• [Objective]
Below is a listing; write it out exactly and drop any images from it.
=== Records shown ===
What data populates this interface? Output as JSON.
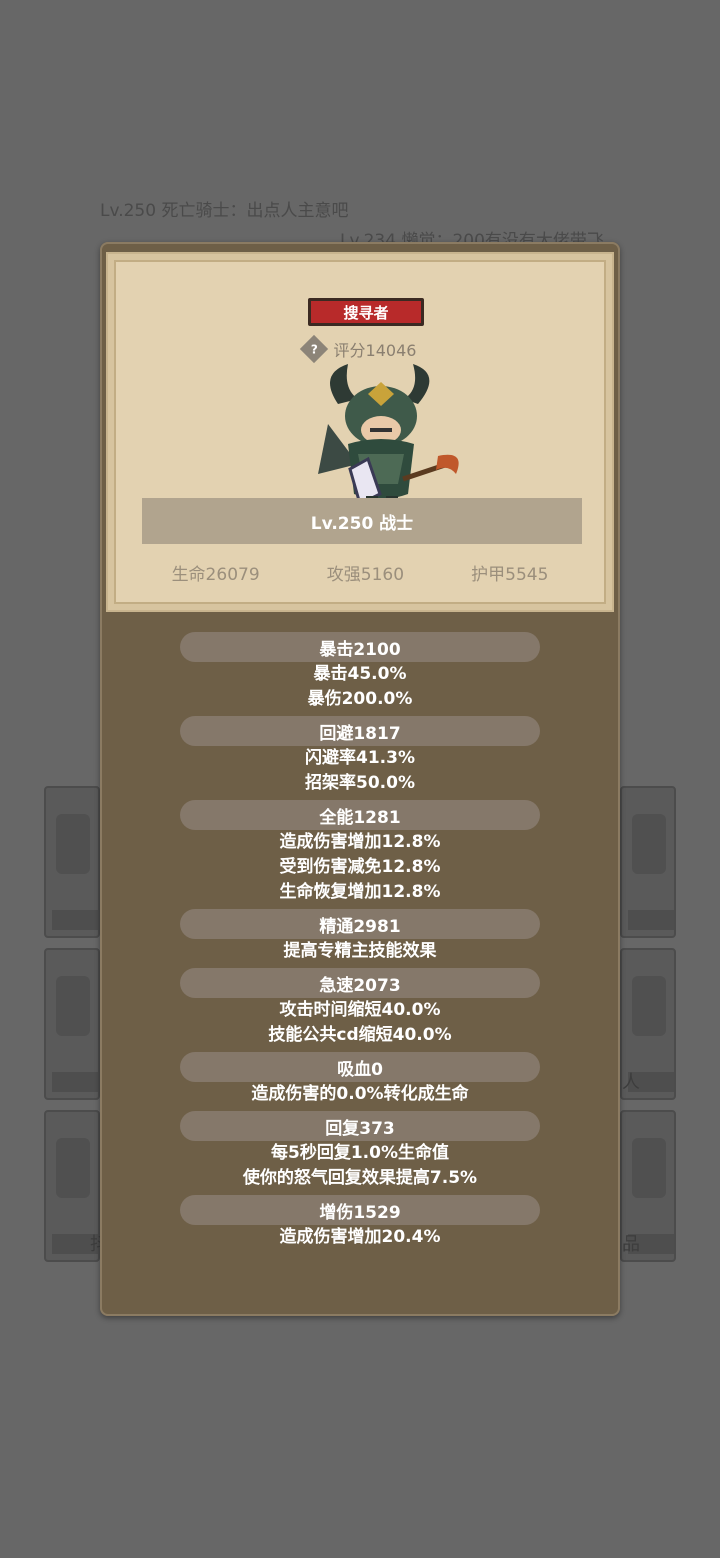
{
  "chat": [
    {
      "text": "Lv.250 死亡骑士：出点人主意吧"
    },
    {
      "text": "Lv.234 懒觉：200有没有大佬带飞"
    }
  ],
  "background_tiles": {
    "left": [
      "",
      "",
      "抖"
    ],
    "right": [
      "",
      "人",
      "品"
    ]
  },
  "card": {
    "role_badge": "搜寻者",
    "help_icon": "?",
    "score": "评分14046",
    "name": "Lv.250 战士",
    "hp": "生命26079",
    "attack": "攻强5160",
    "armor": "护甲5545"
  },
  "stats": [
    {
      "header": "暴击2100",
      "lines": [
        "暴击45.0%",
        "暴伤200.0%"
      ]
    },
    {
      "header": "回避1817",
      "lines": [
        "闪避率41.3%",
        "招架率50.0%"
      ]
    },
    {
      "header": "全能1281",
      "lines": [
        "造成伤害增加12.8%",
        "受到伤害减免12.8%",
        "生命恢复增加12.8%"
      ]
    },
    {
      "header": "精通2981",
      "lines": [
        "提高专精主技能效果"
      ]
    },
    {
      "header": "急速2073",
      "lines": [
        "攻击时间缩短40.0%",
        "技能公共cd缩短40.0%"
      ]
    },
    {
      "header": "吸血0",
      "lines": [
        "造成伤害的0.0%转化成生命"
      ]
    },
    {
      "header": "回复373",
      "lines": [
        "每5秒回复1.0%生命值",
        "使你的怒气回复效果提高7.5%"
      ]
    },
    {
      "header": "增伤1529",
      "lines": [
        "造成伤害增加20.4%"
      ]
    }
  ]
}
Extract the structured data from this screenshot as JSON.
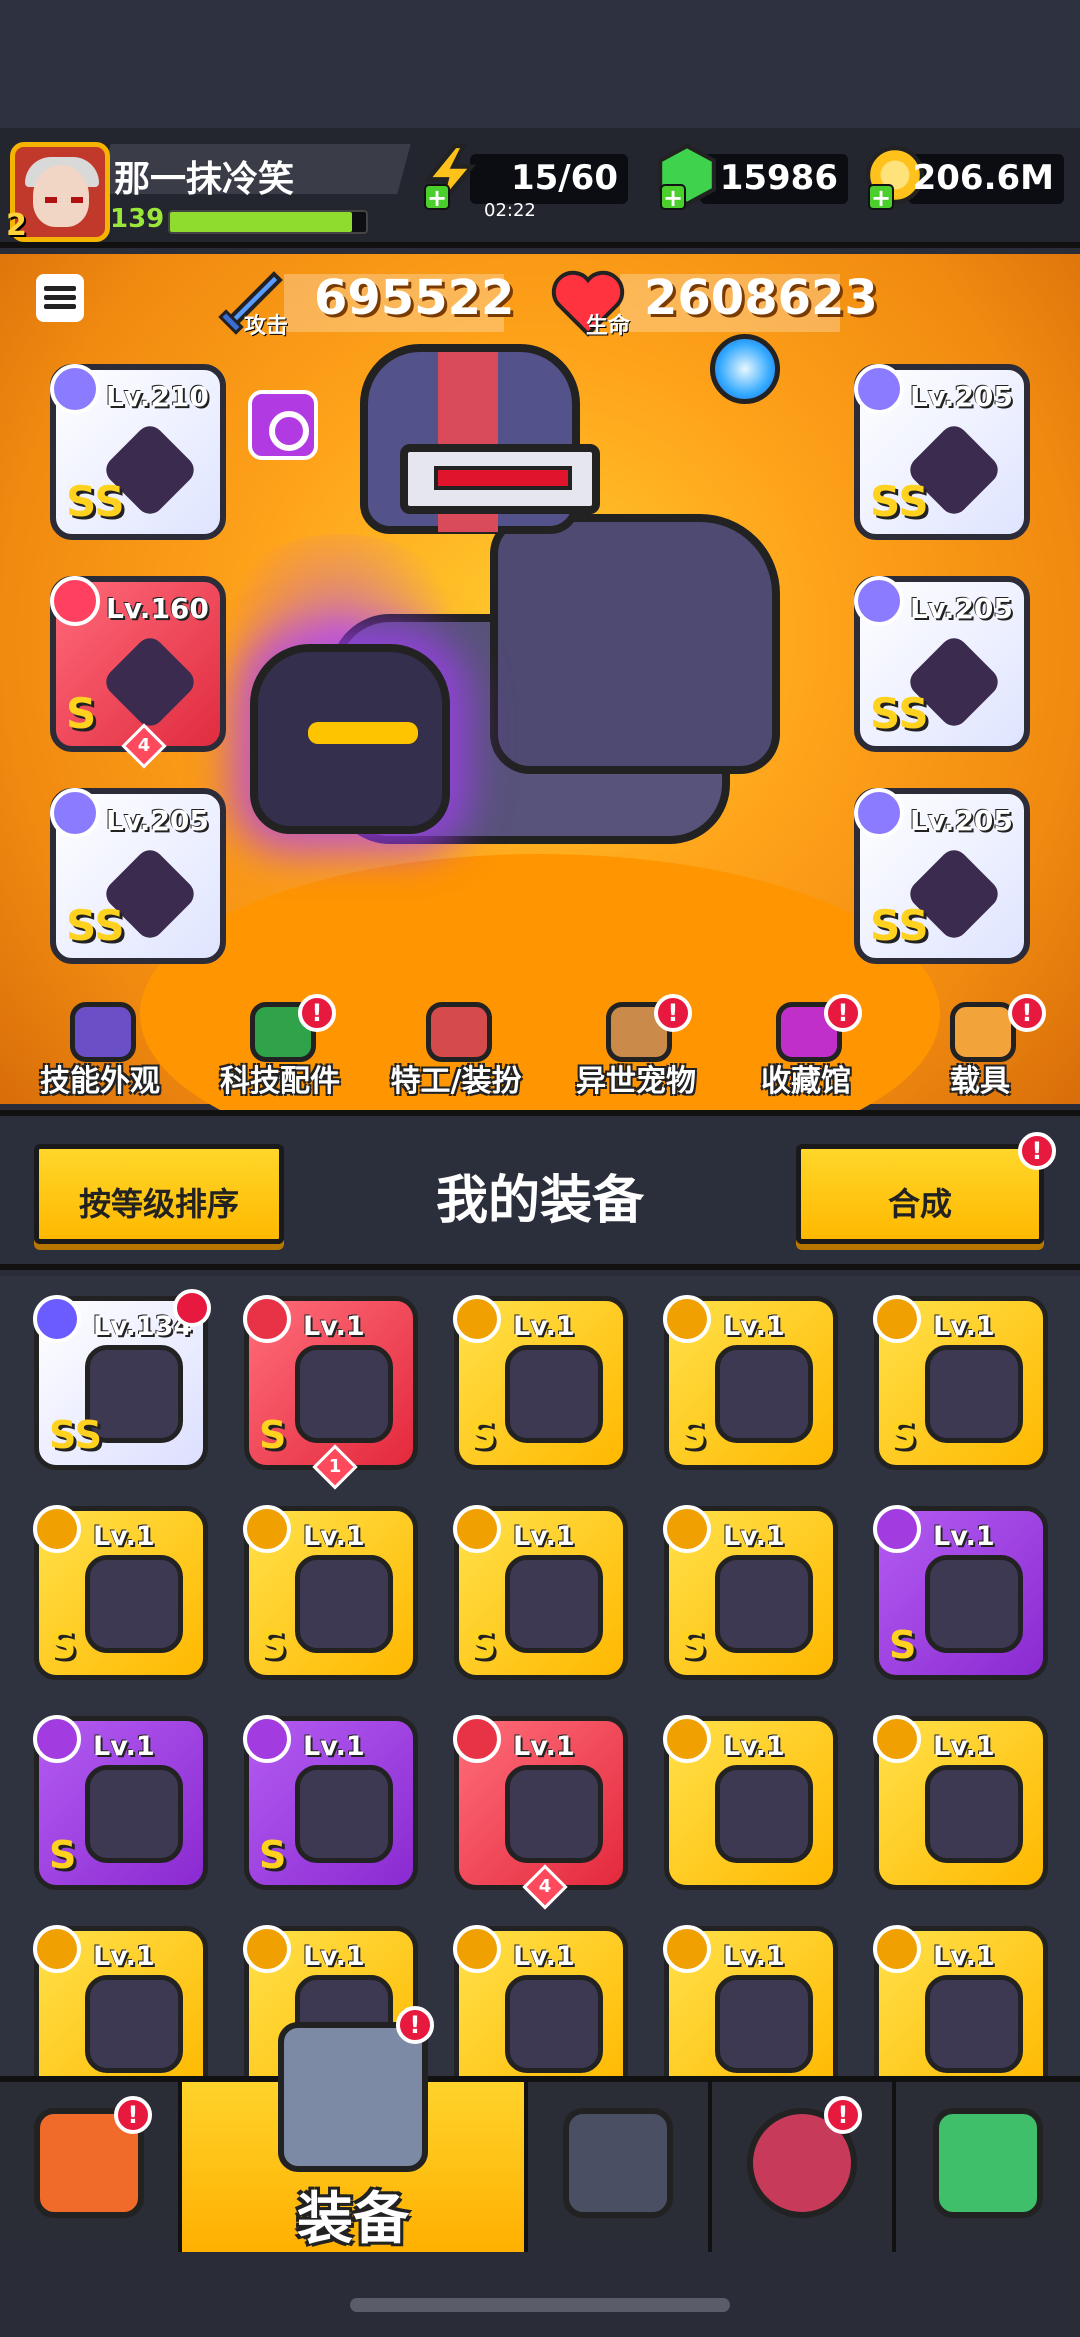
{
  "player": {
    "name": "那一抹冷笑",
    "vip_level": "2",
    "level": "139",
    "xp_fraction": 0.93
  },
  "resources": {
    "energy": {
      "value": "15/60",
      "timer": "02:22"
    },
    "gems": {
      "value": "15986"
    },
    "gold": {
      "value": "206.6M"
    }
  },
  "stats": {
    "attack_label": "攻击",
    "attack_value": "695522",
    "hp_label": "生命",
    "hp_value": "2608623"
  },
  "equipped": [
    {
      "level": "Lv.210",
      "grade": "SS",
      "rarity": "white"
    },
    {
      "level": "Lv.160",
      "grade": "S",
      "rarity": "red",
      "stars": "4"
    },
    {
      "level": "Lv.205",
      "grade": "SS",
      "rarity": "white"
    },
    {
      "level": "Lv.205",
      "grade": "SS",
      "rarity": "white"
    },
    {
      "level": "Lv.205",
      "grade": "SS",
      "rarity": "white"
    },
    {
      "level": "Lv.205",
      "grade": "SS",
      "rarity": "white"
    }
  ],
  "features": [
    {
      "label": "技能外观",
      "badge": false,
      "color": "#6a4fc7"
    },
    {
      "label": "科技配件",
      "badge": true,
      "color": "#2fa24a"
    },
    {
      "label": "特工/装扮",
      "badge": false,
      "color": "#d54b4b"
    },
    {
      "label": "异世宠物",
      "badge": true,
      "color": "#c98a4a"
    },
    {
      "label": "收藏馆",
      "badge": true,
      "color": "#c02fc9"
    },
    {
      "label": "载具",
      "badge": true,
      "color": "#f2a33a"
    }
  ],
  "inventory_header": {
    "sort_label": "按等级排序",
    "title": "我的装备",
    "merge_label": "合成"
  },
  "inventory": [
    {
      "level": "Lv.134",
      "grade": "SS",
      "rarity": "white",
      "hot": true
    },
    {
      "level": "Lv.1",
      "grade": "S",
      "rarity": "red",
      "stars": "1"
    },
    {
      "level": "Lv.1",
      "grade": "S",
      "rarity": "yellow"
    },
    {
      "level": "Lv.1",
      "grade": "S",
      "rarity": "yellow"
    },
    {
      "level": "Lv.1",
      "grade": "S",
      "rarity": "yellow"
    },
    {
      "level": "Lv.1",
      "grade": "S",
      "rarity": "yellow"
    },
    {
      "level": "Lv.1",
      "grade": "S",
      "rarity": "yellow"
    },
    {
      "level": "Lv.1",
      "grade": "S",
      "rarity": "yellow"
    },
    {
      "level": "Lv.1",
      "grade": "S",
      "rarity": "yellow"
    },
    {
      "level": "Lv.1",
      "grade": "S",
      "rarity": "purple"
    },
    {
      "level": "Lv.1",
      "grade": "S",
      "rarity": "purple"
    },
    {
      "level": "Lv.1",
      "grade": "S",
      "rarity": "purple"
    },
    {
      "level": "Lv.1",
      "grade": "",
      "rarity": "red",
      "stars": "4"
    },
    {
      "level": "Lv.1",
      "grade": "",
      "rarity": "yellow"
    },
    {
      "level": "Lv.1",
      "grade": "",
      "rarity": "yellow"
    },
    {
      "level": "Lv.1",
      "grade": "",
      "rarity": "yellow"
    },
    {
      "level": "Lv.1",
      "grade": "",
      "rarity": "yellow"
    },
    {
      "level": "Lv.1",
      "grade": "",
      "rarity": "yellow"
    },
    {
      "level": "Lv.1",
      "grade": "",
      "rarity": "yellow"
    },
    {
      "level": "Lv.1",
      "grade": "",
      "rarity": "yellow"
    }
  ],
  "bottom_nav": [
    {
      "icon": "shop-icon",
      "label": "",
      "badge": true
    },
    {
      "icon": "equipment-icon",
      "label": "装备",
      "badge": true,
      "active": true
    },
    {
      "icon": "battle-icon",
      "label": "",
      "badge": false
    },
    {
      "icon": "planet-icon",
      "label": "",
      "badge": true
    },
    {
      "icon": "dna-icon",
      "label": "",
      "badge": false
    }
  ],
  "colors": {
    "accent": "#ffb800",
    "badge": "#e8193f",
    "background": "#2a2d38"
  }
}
===
• [Answer below]
What data populates this interface? Output as JSON.
{
  "chat": [
    {
      "text": "Lv.250 死亡骑士：出点人主意吧"
    },
    {
      "text": "Lv.234 懒觉：200有没有大佬带飞"
    }
  ],
  "background_tiles": {
    "left": [
      "",
      "",
      "抖"
    ],
    "right": [
      "",
      "人",
      "品"
    ]
  },
  "card": {
    "role_badge": "搜寻者",
    "help_icon": "?",
    "score": "评分14046",
    "name": "Lv.250 战士",
    "hp": "生命26079",
    "attack": "攻强5160",
    "armor": "护甲5545"
  },
  "stats": [
    {
      "header": "暴击2100",
      "lines": [
        "暴击45.0%",
        "暴伤200.0%"
      ]
    },
    {
      "header": "回避1817",
      "lines": [
        "闪避率41.3%",
        "招架率50.0%"
      ]
    },
    {
      "header": "全能1281",
      "lines": [
        "造成伤害增加12.8%",
        "受到伤害减免12.8%",
        "生命恢复增加12.8%"
      ]
    },
    {
      "header": "精通2981",
      "lines": [
        "提高专精主技能效果"
      ]
    },
    {
      "header": "急速2073",
      "lines": [
        "攻击时间缩短40.0%",
        "技能公共cd缩短40.0%"
      ]
    },
    {
      "header": "吸血0",
      "lines": [
        "造成伤害的0.0%转化成生命"
      ]
    },
    {
      "header": "回复373",
      "lines": [
        "每5秒回复1.0%生命值",
        "使你的怒气回复效果提高7.5%"
      ]
    },
    {
      "header": "增伤1529",
      "lines": [
        "造成伤害增加20.4%"
      ]
    }
  ]
}
Extract the structured data from this screenshot as JSON.
{
  "player": {
    "name": "那一抹冷笑",
    "vip_level": "2",
    "level": "139",
    "xp_fraction": 0.93
  },
  "resources": {
    "energy": {
      "value": "15/60",
      "timer": "02:22"
    },
    "gems": {
      "value": "15986"
    },
    "gold": {
      "value": "206.6M"
    }
  },
  "stats": {
    "attack_label": "攻击",
    "attack_value": "695522",
    "hp_label": "生命",
    "hp_value": "2608623"
  },
  "equipped": [
    {
      "level": "Lv.210",
      "grade": "SS",
      "rarity": "white"
    },
    {
      "level": "Lv.160",
      "grade": "S",
      "rarity": "red",
      "stars": "4"
    },
    {
      "level": "Lv.205",
      "grade": "SS",
      "rarity": "white"
    },
    {
      "level": "Lv.205",
      "grade": "SS",
      "rarity": "white"
    },
    {
      "level": "Lv.205",
      "grade": "SS",
      "rarity": "white"
    },
    {
      "level": "Lv.205",
      "grade": "SS",
      "rarity": "white"
    }
  ],
  "features": [
    {
      "label": "技能外观",
      "badge": false,
      "color": "#6a4fc7"
    },
    {
      "label": "科技配件",
      "badge": true,
      "color": "#2fa24a"
    },
    {
      "label": "特工/装扮",
      "badge": false,
      "color": "#d54b4b"
    },
    {
      "label": "异世宠物",
      "badge": true,
      "color": "#c98a4a"
    },
    {
      "label": "收藏馆",
      "badge": true,
      "color": "#c02fc9"
    },
    {
      "label": "载具",
      "badge": true,
      "color": "#f2a33a"
    }
  ],
  "inventory_header": {
    "sort_label": "按等级排序",
    "title": "我的装备",
    "merge_label": "合成"
  },
  "inventory": [
    {
      "level": "Lv.134",
      "grade": "SS",
      "rarity": "white",
      "hot": true
    },
    {
      "level": "Lv.1",
      "grade": "S",
      "rarity": "red",
      "stars": "1"
    },
    {
      "level": "Lv.1",
      "grade": "S",
      "rarity": "yellow"
    },
    {
      "level": "Lv.1",
      "grade": "S",
      "rarity": "yellow"
    },
    {
      "level": "Lv.1",
      "grade": "S",
      "rarity": "yellow"
    },
    {
      "level": "Lv.1",
      "grade": "S",
      "rarity": "yellow"
    },
    {
      "level": "Lv.1",
      "grade": "S",
      "rarity": "yellow"
    },
    {
      "level": "Lv.1",
      "grade": "S",
      "rarity": "yellow"
    },
    {
      "level": "Lv.1",
      "grade": "S",
      "rarity": "yellow"
    },
    {
      "level": "Lv.1",
      "grade": "S",
      "rarity": "purple"
    },
    {
      "level": "Lv.1",
      "grade": "S",
      "rarity": "purple"
    },
    {
      "level": "Lv.1",
      "grade": "S",
      "rarity": "purple"
    },
    {
      "level": "Lv.1",
      "grade": "",
      "rarity": "red",
      "stars": "4"
    },
    {
      "level": "Lv.1",
      "grade": "",
      "rarity": "yellow"
    },
    {
      "level": "Lv.1",
      "grade": "",
      "rarity": "yellow"
    },
    {
      "level": "Lv.1",
      "grade": "",
      "rarity": "yellow"
    },
    {
      "level": "Lv.1",
      "grade": "",
      "rarity": "yellow"
    },
    {
      "level": "Lv.1",
      "grade": "",
      "rarity": "yellow"
    },
    {
      "level": "Lv.1",
      "grade": "",
      "rarity": "yellow"
    },
    {
      "level": "Lv.1",
      "grade": "",
      "rarity": "yellow"
    }
  ],
  "bottom_nav": [
    {
      "icon": "shop-icon",
      "label": "",
      "badge": true
    },
    {
      "icon": "equipment-icon",
      "label": "装备",
      "badge": true,
      "active": true
    },
    {
      "icon": "battle-icon",
      "label": "",
      "badge": false
    },
    {
      "icon": "planet-icon",
      "label": "",
      "badge": true
    },
    {
      "icon": "dna-icon",
      "label": "",
      "badge": false
    }
  ],
  "colors": {
    "accent": "#ffb800",
    "badge": "#e8193f",
    "background": "#2a2d38"
  }
}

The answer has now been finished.